▽

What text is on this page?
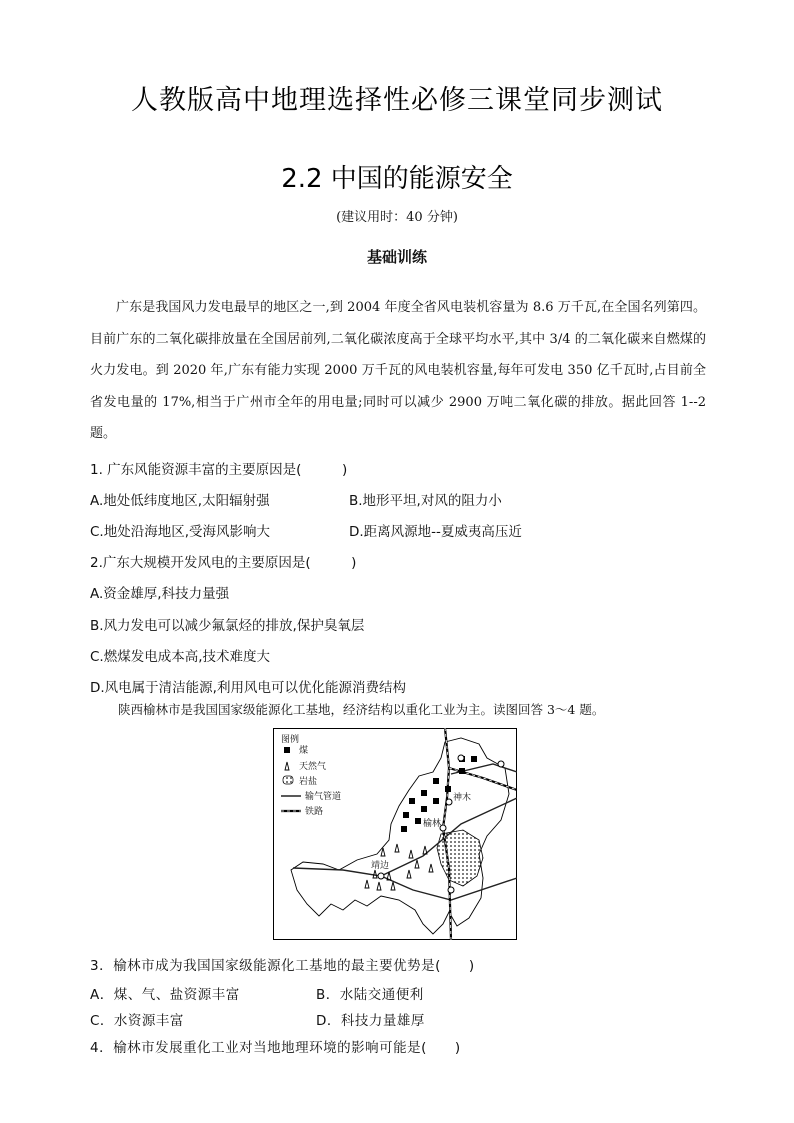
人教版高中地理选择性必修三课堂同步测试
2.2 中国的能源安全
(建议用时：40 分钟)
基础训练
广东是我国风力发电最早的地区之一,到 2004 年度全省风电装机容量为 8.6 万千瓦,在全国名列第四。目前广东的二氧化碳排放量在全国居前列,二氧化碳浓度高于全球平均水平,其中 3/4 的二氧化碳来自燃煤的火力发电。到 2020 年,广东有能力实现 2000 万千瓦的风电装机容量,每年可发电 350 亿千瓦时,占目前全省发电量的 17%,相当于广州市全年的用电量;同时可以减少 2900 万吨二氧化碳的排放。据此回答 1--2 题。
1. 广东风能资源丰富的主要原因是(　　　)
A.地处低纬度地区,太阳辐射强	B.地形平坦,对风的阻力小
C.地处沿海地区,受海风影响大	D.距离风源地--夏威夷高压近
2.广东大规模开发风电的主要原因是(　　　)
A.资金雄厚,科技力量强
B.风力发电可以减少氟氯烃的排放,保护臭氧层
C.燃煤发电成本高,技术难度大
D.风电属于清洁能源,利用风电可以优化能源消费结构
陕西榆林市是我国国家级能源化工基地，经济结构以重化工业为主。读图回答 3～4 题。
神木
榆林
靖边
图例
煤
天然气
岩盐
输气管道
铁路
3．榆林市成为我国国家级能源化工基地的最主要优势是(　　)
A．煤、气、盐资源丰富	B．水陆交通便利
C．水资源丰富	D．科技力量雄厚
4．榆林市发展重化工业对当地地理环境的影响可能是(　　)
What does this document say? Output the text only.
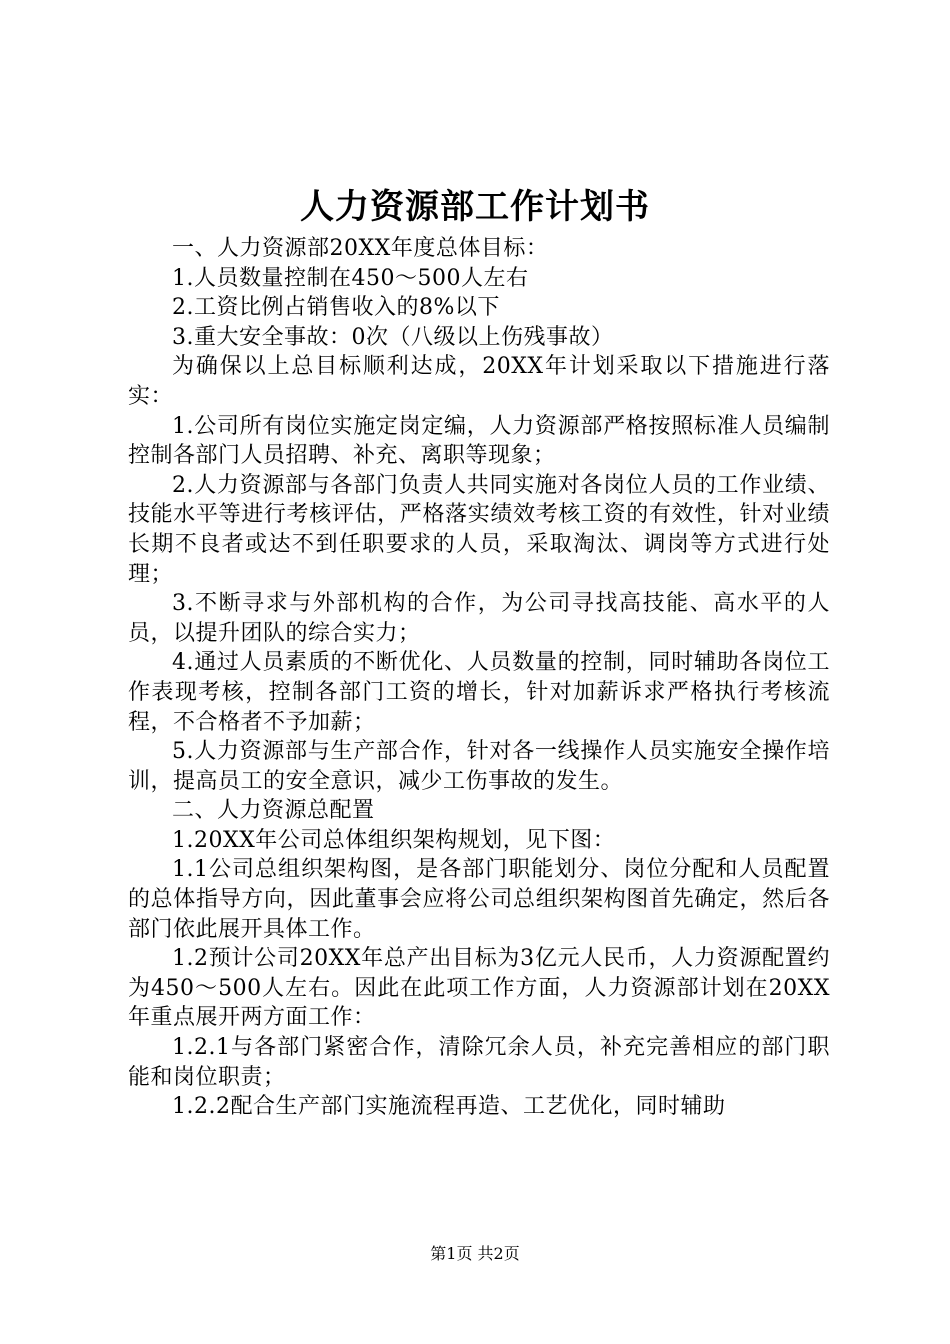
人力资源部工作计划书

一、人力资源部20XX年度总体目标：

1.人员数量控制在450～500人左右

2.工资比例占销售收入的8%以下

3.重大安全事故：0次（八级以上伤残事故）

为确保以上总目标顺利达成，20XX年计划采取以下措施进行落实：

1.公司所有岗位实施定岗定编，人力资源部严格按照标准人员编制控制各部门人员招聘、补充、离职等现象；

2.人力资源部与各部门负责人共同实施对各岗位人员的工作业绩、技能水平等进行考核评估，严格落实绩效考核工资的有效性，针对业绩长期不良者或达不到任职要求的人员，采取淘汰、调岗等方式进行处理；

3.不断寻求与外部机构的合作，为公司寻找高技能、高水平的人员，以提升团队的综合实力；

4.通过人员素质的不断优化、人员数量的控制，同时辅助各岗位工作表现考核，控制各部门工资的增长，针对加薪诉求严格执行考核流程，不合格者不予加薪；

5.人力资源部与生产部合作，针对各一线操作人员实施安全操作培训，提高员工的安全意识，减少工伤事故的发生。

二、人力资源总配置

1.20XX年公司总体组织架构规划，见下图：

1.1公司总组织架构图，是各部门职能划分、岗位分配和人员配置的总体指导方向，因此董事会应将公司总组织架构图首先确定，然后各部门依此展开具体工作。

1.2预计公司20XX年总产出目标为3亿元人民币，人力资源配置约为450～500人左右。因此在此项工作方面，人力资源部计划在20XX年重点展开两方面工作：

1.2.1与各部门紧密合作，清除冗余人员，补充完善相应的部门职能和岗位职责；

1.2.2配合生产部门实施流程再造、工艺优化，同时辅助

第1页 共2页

△

#### WRITTEN TASK:
Write out each line of the data that holds the string "this".

#### OUTPUT OF THE TASK:
What text is on this page?
What does this document say? Output the text only.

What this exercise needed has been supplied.